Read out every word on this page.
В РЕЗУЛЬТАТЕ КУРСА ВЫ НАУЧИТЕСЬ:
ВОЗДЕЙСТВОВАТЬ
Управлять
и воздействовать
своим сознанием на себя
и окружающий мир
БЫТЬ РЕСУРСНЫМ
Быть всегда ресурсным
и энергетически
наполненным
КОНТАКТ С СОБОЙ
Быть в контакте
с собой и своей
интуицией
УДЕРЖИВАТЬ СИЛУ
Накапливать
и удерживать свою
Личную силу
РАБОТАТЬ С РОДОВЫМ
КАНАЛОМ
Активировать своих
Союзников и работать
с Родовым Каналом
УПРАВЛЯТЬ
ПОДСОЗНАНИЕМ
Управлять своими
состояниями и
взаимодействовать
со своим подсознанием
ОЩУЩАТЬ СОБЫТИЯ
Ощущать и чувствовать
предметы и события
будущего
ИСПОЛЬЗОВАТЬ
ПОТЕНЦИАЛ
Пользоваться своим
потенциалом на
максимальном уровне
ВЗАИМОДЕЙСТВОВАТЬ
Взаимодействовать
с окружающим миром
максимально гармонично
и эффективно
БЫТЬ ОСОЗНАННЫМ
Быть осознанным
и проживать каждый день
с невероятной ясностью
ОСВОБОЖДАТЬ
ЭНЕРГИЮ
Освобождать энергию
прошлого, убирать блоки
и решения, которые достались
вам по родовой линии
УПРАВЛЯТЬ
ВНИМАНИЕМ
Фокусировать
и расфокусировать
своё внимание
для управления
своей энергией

○ ○ ○ ○ ○ ○ ○

**Written task:**
Repeat the entries above exactly, leaving nothing out.

**Complete response:**
Read out every word on this page.
В РЕЗУЛЬТАТЕ КУРСА ВЫ НАУЧИТЕСЬ:
ВОЗДЕЙСТВОВАТЬ
Управлять
и воздействовать
своим сознанием на себя
и окружающий мир
БЫТЬ РЕСУРСНЫМ
Быть всегда ресурсным
и энергетически
наполненным
КОНТАКТ С СОБОЙ
Быть в контакте
с собой и своей
интуицией
УДЕРЖИВАТЬ СИЛУ
Накапливать
и удерживать свою
Личную силу
РАБОТАТЬ С РОДОВЫМ
КАНАЛОМ
Активировать своих
Союзников и работать
с Родовым Каналом
УПРАВЛЯТЬ
ПОДСОЗНАНИЕМ
Управлять своими
состояниями и
взаимодействовать
со своим подсознанием
ОЩУЩАТЬ СОБЫТИЯ
Ощущать и чувствовать
предметы и события
будущего
ИСПОЛЬЗОВАТЬ
ПОТЕНЦИАЛ
Пользоваться своим
потенциалом на
максимальном уровне
ВЗАИМОДЕЙСТВОВАТЬ
Взаимодействовать
с окружающим миром
максимально гармонично
и эффективно
БЫТЬ ОСОЗНАННЫМ
Быть осознанным
и проживать каждый день
с невероятной ясностью
ОСВОБОЖДАТЬ
ЭНЕРГИЮ
Освобождать энергию
прошлого, убирать блоки
и решения, которые достались
вам по родовой линии
УПРАВЛЯТЬ
ВНИМАНИЕМ
Фокусировать
и расфокусировать
своё внимание
для управления
своей энергией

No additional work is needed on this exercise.